### WRITTEN TASK:
Write the next part of the R language chapter, starting right after its final sentence.

### DOCUMENT SECTION:
Chapter 11 Basic Features and Operations of the R Language

In this chapter, you will learn about basic features of the R language along with key bits of terminology. Think of this chapter as the “gentle introduction to R” that nearly every book on R includes. Also, it is completely fine if you don’t fully grasp certain concepts and functions upon completing this chapter. We will revisit many of these concepts and functions in the HR context in subsequent chapters. Until then, use this chapter as an opportunity to practice writing R code.

11.1 Video Tutorial

When exploring the basic features, operations, and functions feel free to follow along with the written tutorial below or to check out the video. In the video, I offer an abbreviated version of what’s covered in the written tutorial and focus on what I think most beginners need to know and understand early on about R. In the written tutorial, I get into some functions and operations that probably won’t become relevant until further along in your learning of using R as tool for HR analytics.

### INFORMATION SUPPLIED:

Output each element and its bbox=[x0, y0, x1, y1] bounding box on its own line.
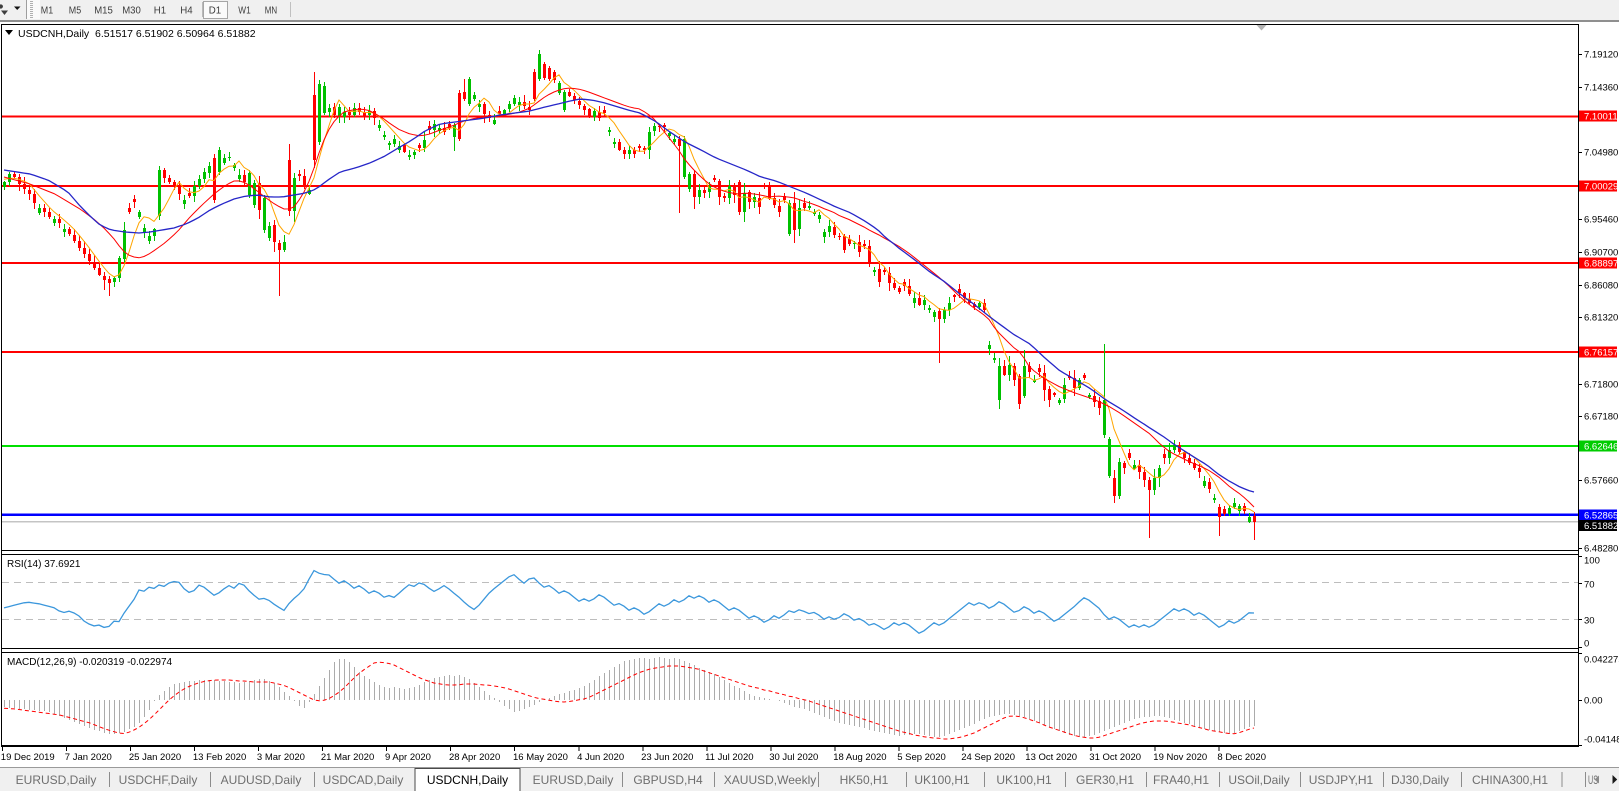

### THE ANSWER:
Link to video tutorial: https://youtu.be/yHbVbHEjhLQ

11.2 Functions & Packages Introduced

Function Package
print base R
class base R
str base R
install.packages base R
library base R
is.numeric base R
is.integer base R
is.character base R
is.logical base R
as.Date base R
as.POSIXct base R
c base R
data.frame base R
names base R

11.3 R as a Calculator

In its simplest form, R is a calculator. You can use R to carry out basic arithmetic, algebra, and other mathematical operations. The arithmetic operators in R are + (addition), - (subtraction), * (multiplication), / (division), ^ (exponent), and sqrt (square root). Below, you will find an example of these different arithmetic operators in action. In this book, lines of output are preceded by double hashtags (##); however, in your own R Console, you will not see the double hashtags before your output – unless, that is, you use double hashtags before your lines of script annotations.

3 + 2
## [1] 5
3 - 2
## [1] 1
3 * 2
## [1] 6
3 / 2
## [1] 1.5
3 ^ 2
## [1] 9
sqrt(3)
## [1] 1.732051

Note how the six lines of output we generated (see above) appear in the same order in your Console; relatedly, remember that in R (like many other languages) the order of operations is important.

In R it doesn’t matter whether there are spaces between the numeric values and the arithmetic operators. As such, we can write our code as follows and arrive at the same output.

3+2
## [1] 5
3-2
## [1] 1
3*2
## [1] 6
3/2
## [1] 1.5
3^2
## [1] 9
sqrt(3)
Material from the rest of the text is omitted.